--- OBJECTIVE ---
Each entry must be reproduced precisely as it stands.

Stored entries
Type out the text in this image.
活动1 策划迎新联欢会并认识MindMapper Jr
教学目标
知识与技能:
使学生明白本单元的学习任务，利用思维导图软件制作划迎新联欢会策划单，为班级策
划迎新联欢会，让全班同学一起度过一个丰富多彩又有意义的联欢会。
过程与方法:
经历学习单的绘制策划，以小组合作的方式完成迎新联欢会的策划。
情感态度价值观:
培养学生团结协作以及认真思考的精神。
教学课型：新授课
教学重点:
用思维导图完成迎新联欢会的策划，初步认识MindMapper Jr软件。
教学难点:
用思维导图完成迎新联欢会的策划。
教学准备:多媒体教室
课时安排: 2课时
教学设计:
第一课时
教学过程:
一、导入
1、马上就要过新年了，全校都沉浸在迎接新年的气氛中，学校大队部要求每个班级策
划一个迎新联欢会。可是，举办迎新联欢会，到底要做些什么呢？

--- SOLUTION TO THIS PROBLEM ---
Type out the text in this image.
活动1 策划迎新联欢会并认识MindMapper Jr
教学目标
知识与技能:
使学生明白本单元的学习任务，利用思维导图软件制作划迎新联欢会策划单，为班级策
划迎新联欢会，让全班同学一起度过一个丰富多彩又有意义的联欢会。
过程与方法:
经历学习单的绘制策划，以小组合作的方式完成迎新联欢会的策划。
情感态度价值观:
培养学生团结协作以及认真思考的精神。
教学课型：新授课
教学重点:
用思维导图完成迎新联欢会的策划，初步认识MindMapper Jr软件。
教学难点:
用思维导图完成迎新联欢会的策划。
教学准备:多媒体教室
课时安排: 2课时
教学设计:
第一课时
教学过程:
一、导入
1、马上就要过新年了，全校都沉浸在迎接新年的气氛中，学校大队部要求每个班级策
划一个迎新联欢会。可是，举办迎新联欢会，到底要做些什么呢？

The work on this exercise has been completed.